[DATA EXCERPTS]:
===============

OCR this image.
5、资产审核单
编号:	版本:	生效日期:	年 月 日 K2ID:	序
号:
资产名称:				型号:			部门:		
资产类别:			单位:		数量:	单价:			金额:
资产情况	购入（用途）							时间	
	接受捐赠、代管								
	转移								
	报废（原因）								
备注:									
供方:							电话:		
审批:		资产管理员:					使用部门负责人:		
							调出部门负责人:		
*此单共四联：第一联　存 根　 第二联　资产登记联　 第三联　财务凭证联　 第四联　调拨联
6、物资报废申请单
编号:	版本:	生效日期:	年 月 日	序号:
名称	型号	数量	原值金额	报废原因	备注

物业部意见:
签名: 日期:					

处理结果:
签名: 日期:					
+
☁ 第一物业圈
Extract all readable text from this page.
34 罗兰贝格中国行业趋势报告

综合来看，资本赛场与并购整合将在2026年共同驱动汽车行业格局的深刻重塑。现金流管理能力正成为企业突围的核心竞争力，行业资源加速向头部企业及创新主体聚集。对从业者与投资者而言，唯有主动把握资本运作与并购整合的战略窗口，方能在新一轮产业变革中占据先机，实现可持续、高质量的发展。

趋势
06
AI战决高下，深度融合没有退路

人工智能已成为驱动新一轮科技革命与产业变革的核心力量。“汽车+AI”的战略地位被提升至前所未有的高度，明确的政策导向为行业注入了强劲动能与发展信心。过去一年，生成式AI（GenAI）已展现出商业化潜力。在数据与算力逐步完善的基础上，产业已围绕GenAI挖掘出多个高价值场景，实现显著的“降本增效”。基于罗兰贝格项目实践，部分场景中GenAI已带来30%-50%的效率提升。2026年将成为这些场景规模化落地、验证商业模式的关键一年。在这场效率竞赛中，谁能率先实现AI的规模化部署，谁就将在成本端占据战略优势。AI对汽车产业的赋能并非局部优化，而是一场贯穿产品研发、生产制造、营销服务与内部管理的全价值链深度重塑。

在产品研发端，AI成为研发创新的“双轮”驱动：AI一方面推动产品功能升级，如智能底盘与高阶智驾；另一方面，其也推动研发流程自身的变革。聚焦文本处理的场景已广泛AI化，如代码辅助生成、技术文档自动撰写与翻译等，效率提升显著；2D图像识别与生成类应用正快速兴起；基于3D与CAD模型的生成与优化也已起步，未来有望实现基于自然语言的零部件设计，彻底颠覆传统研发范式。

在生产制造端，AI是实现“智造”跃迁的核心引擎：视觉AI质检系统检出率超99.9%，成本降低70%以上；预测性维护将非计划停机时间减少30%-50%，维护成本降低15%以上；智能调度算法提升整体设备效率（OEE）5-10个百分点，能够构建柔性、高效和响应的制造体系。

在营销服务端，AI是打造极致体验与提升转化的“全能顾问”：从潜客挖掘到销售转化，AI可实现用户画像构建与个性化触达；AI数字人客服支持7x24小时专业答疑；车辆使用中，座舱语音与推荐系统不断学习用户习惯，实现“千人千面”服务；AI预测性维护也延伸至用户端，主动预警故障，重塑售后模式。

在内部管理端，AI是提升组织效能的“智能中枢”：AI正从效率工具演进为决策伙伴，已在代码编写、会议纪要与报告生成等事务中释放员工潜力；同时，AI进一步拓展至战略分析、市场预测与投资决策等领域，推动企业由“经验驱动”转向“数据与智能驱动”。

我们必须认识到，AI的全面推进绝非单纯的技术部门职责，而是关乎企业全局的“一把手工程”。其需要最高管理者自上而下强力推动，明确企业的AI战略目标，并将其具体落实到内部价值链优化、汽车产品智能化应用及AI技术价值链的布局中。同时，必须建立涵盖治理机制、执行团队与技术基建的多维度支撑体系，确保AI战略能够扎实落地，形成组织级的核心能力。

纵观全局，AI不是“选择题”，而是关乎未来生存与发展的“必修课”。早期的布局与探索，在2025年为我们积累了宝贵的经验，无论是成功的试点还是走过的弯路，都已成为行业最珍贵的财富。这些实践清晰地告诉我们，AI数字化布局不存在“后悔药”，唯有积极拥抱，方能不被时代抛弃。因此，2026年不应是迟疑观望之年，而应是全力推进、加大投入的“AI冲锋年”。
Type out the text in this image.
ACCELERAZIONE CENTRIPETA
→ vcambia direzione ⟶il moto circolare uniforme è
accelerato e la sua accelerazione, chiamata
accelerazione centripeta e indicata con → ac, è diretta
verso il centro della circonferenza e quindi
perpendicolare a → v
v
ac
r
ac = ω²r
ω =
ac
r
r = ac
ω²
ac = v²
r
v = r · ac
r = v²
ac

===============

[WORK TO BE COMPLETED]: All lines that include "image" are to be gathered and copied.

[WRITTEN SOLUTION]:
OCR this image.
Type out the text in this image.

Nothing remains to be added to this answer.